- Task goal
Review the material line by line. Identify and copy every line that contains the string "description".

- Extracted entries
◇ ◇ ◇

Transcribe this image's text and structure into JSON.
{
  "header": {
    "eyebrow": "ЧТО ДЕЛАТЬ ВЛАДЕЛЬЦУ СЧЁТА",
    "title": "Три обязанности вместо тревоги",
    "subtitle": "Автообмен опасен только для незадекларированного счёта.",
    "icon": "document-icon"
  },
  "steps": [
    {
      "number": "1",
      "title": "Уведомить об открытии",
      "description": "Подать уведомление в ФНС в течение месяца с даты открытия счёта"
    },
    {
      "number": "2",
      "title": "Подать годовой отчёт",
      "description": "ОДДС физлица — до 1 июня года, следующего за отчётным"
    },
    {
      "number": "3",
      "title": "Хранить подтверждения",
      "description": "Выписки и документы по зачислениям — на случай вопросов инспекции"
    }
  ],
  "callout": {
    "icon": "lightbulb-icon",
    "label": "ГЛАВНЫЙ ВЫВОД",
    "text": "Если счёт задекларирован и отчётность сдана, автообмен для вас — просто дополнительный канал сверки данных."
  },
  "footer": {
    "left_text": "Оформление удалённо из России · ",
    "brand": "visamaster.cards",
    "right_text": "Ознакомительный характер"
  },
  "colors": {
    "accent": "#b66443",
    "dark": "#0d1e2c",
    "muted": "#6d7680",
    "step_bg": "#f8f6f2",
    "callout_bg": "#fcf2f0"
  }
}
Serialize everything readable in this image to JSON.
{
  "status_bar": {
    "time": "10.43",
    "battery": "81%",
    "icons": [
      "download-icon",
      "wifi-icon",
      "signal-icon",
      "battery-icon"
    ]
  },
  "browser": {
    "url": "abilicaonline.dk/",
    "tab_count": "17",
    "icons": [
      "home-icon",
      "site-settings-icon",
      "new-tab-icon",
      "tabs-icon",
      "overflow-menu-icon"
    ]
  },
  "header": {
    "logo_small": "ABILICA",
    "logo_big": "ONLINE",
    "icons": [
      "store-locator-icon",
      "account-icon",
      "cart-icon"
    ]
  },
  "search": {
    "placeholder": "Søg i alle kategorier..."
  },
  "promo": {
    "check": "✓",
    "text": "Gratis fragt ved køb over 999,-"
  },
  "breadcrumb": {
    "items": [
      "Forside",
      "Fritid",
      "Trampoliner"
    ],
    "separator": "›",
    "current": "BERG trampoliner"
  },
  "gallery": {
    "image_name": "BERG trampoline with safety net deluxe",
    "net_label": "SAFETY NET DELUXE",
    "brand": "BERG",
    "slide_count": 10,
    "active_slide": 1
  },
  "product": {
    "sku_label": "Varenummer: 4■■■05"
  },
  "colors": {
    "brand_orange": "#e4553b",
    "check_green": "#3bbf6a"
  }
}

◇ ◇ ◇

- Answer in full
      "description": "Подать уведомление в ФНС в течение месяца с даты открытия счёта"
      "description": "ОДДС физлица — до 1 июня года, следующего за отчётным"
      "description": "Выписки и документы по зачислениям — на случай вопросов инспекции"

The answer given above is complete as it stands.